_Document text_
+===+

Thomas River
A restored 19th-century village between Stutterheim and Cathcart in the Amathole foothills, Thomas River is one of the few places in the Eastern Cape where you can walk into a working historical settlement still standing largely as it was in the 1880s.
Town Info
- ProvinceEastern Cape
- DistrictAmathole District Municipality
- MunicipalityAmahlathi Local Municipality
About the Town
Thomas River Historical Village sits on the northern slopes of the Amathole Mountain Range in Amahlathi Local Municipality, Amathole District, between Stutterheim and Cathcart on the N6, roughly 90 minutes from East London. The area was named for Thomas Bentley, an English deserter from the Van der Kemp Missionary who was killed by a poisoned bushman arrow while trying to cross the river in 1801. The village proper grew from the 1870s around a train station that became the hub of a self-contained farming community: a general store, post office, church, schoolhouse, and later a set of military forts built during the frontier wars period.
The station, remodelled in 1926 and last used in 1948, still stands between the two stone forts. The church, built from dressed stone in 1888, is one of the best-preserved frontier-era religious buildings in the province. The village was restored to something close to its original condition in 2003. Today there's a fully licensed English-style pub and restaurant, a rock art centre, a museum of early transport, a vintage garage museum, and a library. Two of the original stone forts can be visited on foot.
The Thomas River Conservancy, which surrounds the village, covers 31,000 hectares and offers hiking, guided rock art walks, birdwatching, trout fishing, and hunting. The Amathole Mountain Range backdrop is visible in almost every direction. The rock art sites accessible from the conservancy include examples that have not been heavily commercialised and reward the effort of a guided walk with a ranger who knows the context.
This is not a polished heritage attraction. It is a functioning historical place that has been kept alive because the people involved wanted to keep it alive. That's a different thing, and it shows.

+===+

Structured page parsing listing
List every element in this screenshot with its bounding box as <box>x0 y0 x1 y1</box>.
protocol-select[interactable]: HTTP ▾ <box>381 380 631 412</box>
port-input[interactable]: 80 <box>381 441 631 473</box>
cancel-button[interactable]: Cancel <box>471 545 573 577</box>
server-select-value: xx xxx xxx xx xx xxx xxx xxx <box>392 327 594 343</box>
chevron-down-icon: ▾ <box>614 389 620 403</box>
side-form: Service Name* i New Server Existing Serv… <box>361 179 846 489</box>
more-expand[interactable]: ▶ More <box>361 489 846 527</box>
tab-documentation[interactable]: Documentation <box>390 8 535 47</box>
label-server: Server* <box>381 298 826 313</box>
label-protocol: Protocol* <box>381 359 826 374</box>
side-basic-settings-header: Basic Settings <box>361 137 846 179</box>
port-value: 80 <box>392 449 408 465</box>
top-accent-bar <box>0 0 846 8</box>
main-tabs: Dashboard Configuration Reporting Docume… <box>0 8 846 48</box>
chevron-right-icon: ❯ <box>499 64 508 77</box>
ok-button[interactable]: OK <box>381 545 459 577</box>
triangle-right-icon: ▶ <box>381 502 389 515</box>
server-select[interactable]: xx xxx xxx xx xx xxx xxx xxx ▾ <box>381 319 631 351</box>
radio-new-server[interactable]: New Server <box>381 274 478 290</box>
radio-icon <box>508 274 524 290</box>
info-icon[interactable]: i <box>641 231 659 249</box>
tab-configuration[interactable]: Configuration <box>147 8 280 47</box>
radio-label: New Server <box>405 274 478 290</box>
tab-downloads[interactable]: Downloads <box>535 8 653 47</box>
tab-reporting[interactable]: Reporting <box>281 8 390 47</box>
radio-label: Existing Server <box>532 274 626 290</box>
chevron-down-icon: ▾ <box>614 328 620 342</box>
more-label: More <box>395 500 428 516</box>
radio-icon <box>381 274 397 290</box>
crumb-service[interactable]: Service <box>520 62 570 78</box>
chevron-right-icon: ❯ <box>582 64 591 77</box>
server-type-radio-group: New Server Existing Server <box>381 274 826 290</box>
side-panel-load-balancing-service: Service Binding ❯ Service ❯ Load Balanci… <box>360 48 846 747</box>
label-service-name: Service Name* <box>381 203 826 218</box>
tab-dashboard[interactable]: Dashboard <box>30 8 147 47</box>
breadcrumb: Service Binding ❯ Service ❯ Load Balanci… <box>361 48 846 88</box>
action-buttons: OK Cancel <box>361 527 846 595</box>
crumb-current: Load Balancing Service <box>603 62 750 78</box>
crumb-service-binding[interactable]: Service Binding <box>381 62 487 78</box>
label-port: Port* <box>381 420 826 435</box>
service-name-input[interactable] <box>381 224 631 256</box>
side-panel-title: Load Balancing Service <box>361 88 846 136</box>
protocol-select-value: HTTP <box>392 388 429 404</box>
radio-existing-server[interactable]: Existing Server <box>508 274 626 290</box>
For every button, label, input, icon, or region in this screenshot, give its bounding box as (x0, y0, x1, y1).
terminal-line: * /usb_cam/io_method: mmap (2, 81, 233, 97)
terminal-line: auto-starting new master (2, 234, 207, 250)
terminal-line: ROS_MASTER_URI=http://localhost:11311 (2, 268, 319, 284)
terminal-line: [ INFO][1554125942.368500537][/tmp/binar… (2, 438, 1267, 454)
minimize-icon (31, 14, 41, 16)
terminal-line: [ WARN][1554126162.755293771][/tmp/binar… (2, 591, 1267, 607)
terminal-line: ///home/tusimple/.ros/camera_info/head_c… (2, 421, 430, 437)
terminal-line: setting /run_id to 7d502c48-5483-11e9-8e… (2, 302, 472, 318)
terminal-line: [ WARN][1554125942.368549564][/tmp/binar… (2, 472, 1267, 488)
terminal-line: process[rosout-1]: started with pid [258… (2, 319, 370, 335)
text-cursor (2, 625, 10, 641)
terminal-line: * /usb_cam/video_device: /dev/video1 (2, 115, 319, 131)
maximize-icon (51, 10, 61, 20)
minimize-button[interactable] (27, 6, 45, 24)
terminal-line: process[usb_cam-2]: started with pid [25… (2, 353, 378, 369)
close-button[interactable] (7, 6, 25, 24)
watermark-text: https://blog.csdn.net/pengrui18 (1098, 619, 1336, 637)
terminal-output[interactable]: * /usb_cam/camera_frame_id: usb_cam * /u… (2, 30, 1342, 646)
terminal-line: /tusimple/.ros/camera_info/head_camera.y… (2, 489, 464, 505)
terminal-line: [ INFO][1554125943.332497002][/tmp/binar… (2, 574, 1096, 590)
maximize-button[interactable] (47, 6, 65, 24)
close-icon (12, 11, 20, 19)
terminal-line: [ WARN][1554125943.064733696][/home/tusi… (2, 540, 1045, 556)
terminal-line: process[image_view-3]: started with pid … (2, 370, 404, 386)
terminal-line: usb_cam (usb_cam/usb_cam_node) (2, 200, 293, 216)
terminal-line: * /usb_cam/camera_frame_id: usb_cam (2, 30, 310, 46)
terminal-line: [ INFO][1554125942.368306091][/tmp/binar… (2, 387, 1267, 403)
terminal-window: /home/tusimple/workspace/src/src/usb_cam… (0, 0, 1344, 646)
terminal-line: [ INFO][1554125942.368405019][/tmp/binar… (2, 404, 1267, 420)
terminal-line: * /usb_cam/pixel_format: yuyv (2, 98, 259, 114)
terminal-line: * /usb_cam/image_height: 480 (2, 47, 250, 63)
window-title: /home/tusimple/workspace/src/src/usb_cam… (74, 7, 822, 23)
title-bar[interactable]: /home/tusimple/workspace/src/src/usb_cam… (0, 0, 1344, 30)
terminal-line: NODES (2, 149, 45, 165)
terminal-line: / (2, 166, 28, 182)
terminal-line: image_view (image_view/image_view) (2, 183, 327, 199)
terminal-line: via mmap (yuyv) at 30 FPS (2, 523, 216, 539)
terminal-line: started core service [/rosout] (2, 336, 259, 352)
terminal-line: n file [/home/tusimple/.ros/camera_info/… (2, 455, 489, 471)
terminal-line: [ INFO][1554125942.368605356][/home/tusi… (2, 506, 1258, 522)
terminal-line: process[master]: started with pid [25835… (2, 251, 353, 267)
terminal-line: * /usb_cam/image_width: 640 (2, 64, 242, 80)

+===+

_Assignment_
Reproduce the Thomas River text word for word from "The station, remodelled" to "visited on foot.".

_Answer space_
The station, remodelled in 1926 and last used in 1948, still stands between the two stone forts. The church, built from dressed stone in 1888, is one of the best-preserved frontier-era religious buildings in the province. The village was restored to something close to its original condition in 2003. Today there's a fully licensed English-style pub and restaurant, a rock art centre, a museum of early transport, a vintage garage museum, and a library. Two of the original stone forts can be visited on foot.